> **To be done**:
Show every line of the records below that contains the word "Блок".

++++ Working data ++++

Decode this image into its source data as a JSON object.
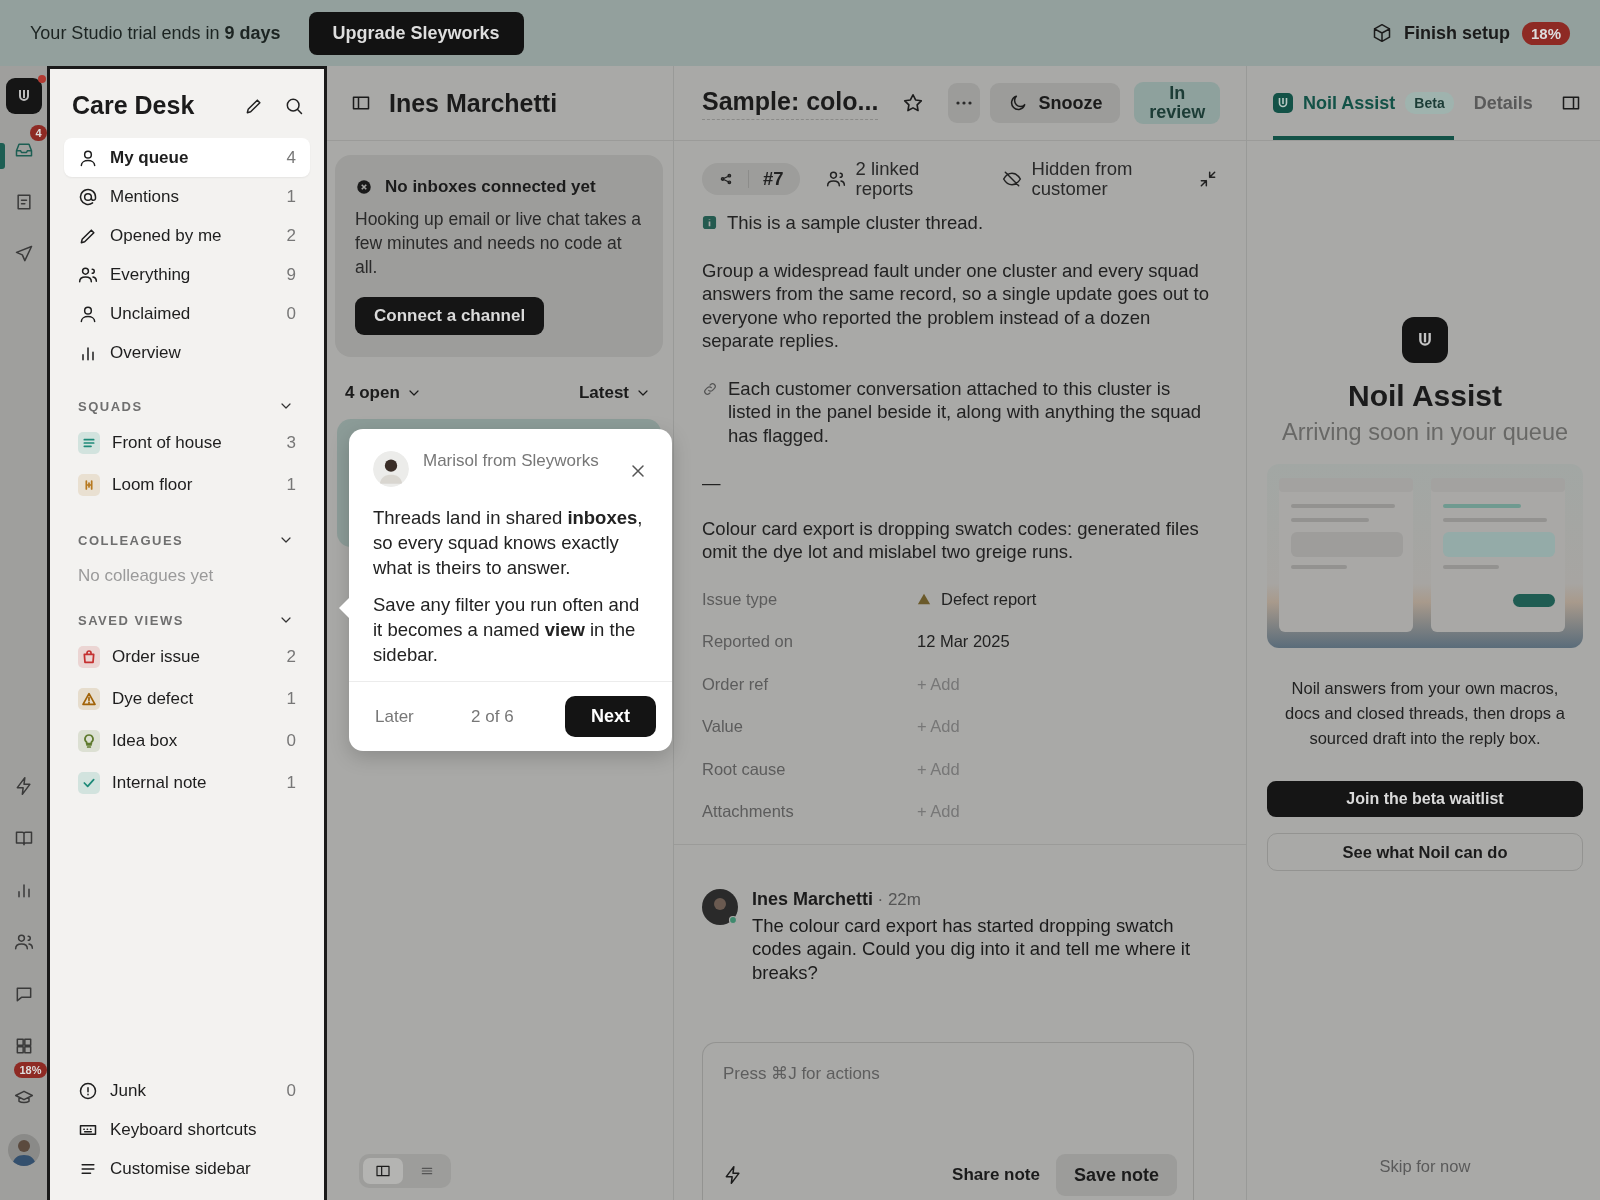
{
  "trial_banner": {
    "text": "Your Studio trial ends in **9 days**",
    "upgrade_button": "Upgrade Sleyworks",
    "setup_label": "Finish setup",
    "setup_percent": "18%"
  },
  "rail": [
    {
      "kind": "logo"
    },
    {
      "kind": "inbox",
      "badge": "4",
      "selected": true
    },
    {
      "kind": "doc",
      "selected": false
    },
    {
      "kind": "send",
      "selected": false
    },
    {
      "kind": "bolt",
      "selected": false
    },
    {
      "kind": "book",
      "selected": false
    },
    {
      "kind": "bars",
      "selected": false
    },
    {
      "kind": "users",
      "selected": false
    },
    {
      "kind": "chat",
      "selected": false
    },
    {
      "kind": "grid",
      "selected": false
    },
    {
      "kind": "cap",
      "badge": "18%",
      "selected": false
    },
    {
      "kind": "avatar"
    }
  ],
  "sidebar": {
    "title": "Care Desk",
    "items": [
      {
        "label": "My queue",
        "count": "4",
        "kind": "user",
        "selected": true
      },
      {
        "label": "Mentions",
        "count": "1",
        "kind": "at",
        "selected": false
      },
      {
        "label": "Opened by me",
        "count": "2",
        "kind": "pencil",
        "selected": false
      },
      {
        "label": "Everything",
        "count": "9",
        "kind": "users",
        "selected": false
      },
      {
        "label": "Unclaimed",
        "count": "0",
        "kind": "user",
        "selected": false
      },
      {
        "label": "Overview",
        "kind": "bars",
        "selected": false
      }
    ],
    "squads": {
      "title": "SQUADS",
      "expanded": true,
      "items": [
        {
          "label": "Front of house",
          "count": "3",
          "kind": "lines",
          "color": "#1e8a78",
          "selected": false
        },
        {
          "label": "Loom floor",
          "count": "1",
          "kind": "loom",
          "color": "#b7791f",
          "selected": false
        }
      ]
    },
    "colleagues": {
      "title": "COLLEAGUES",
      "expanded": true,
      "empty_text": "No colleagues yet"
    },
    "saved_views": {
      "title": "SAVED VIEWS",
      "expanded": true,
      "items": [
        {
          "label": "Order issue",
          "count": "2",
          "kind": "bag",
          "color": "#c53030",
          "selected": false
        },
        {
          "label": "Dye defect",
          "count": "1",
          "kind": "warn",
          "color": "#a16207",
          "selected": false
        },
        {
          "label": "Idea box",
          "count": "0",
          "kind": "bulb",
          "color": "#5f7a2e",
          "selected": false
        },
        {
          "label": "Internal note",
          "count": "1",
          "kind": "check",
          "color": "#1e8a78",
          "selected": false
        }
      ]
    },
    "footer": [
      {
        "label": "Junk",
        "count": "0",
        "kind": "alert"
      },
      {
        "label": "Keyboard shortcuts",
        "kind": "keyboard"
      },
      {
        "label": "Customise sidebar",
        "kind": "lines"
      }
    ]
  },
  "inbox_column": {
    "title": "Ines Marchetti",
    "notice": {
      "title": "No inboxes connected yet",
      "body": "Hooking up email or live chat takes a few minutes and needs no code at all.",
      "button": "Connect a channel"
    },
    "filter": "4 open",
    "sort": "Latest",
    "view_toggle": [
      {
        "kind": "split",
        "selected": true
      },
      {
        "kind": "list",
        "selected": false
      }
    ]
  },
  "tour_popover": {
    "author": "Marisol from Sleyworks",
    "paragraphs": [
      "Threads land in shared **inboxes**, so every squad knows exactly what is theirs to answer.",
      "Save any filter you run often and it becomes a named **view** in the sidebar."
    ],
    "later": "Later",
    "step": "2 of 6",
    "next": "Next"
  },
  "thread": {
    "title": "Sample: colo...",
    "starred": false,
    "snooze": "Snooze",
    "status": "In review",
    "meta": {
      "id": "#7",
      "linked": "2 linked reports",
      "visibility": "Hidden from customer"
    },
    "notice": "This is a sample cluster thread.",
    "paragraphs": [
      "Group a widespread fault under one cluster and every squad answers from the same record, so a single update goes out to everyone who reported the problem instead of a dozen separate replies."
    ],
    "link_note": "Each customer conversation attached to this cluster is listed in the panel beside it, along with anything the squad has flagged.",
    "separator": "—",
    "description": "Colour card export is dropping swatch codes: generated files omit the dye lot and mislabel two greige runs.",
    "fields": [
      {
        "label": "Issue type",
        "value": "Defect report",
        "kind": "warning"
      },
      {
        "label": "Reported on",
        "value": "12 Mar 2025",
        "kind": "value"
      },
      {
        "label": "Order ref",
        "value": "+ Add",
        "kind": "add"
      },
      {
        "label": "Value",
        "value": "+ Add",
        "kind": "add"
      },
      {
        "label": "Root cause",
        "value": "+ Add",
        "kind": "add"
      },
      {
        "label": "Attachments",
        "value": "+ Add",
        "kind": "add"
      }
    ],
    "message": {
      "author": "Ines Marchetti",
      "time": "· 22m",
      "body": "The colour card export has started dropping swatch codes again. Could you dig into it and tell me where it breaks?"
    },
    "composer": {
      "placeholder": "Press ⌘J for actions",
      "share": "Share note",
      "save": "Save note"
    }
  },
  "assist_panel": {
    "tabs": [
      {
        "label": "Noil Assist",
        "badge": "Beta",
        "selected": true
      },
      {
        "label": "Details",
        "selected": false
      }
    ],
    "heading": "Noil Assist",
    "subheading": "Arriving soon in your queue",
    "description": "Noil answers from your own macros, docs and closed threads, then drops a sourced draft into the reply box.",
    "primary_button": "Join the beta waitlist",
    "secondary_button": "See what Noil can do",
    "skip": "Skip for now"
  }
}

++++
++++ Working data ++++

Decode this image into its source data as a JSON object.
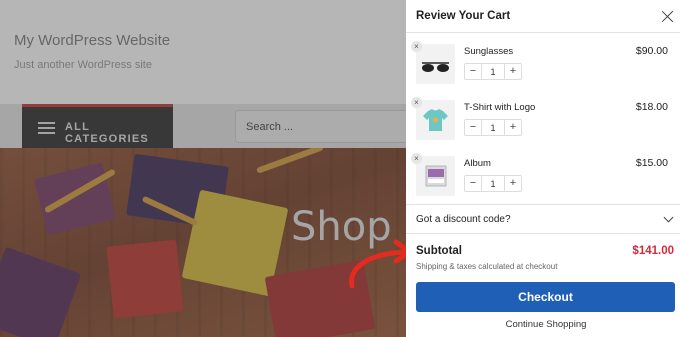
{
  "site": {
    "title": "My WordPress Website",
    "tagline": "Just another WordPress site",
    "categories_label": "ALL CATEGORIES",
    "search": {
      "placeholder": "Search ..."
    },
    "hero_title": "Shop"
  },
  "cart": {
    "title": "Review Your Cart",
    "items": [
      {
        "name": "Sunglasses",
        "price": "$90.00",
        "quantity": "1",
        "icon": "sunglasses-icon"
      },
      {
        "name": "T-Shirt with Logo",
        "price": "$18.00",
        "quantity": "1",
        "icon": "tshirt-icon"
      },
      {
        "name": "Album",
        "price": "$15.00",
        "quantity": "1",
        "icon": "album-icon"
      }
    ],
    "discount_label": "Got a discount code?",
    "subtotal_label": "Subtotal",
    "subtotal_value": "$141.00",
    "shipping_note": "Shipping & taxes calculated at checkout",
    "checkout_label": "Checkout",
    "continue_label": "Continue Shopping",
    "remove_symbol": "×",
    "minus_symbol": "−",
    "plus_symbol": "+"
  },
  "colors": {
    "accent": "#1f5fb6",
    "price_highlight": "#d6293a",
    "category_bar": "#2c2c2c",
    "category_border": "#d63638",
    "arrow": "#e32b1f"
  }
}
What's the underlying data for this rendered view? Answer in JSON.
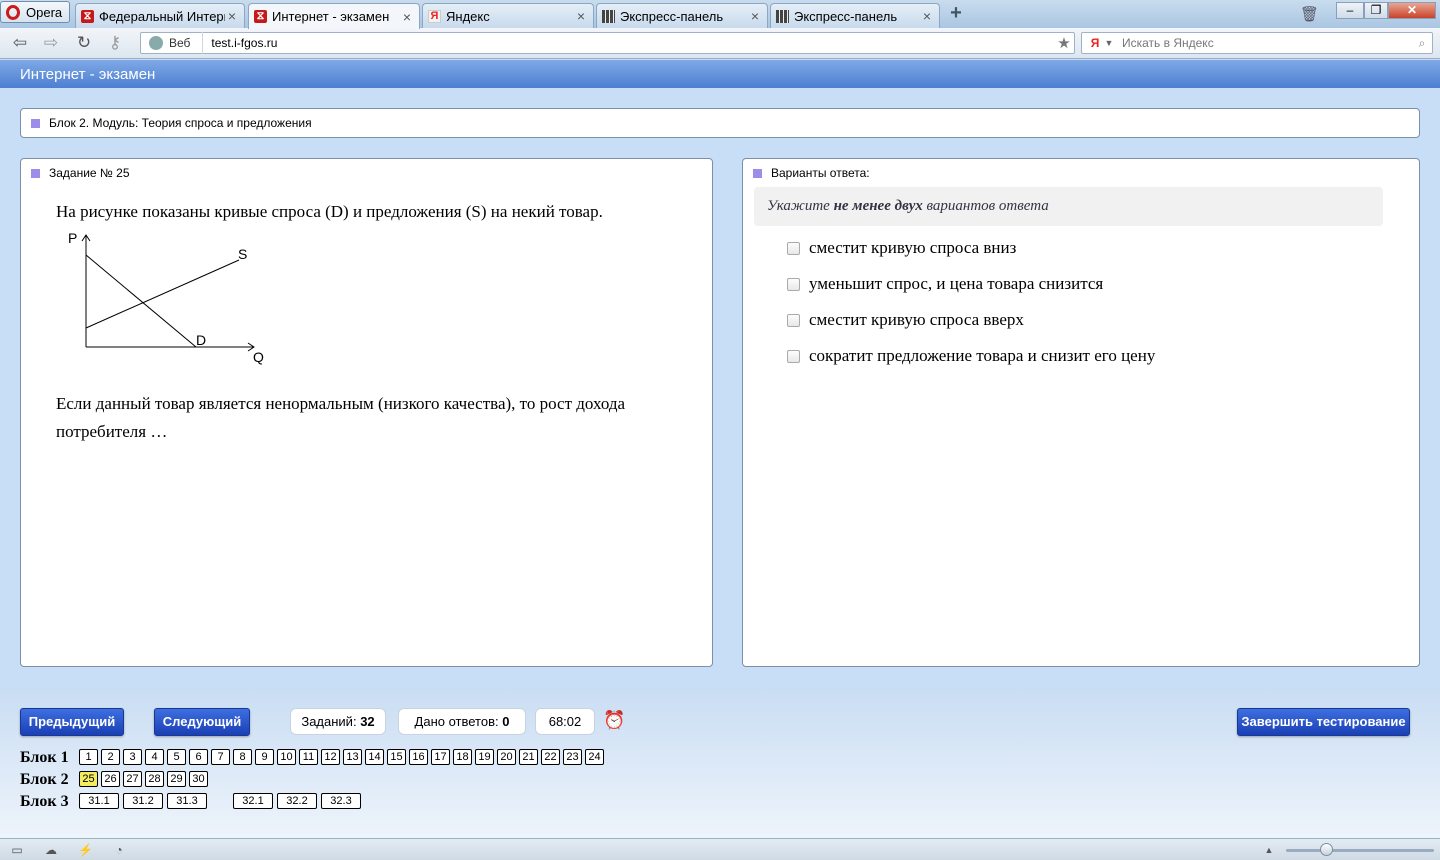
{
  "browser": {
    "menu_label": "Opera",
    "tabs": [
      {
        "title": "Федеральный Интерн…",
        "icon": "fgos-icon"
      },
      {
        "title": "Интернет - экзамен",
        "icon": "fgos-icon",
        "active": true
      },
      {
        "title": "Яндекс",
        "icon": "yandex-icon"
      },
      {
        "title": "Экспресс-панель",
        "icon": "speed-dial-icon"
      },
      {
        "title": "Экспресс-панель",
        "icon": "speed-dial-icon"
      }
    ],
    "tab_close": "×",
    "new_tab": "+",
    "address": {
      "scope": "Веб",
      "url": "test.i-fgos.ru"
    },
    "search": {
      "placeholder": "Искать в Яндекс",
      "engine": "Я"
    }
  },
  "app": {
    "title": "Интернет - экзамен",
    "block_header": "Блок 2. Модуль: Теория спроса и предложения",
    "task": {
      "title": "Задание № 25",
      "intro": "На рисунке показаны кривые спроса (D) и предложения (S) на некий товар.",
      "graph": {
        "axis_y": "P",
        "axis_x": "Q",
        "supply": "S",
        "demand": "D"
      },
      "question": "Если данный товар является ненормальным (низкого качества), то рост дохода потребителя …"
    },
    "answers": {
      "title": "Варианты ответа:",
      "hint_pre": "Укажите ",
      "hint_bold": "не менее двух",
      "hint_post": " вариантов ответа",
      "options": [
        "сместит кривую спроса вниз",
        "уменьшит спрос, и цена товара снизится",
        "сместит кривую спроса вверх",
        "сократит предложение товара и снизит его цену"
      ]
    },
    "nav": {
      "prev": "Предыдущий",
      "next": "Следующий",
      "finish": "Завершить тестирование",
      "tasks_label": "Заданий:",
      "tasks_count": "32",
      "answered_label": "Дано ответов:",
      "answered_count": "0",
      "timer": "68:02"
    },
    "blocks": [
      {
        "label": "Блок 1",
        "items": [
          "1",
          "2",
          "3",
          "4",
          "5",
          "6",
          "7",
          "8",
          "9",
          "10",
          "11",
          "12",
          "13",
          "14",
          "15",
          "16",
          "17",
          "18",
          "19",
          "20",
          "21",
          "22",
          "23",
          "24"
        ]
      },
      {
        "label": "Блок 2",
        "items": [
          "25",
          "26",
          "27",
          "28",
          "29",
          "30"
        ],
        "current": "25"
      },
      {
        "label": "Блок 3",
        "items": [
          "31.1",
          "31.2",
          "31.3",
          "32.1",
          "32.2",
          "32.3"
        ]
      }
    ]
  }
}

++++

> **Result of the task**:
    "block_header": "Блок 2. Модуль: Теория спроса и предложения",
        "label": "Блок 1",
        "label": "Блок 2",
        "label": "Блок 3",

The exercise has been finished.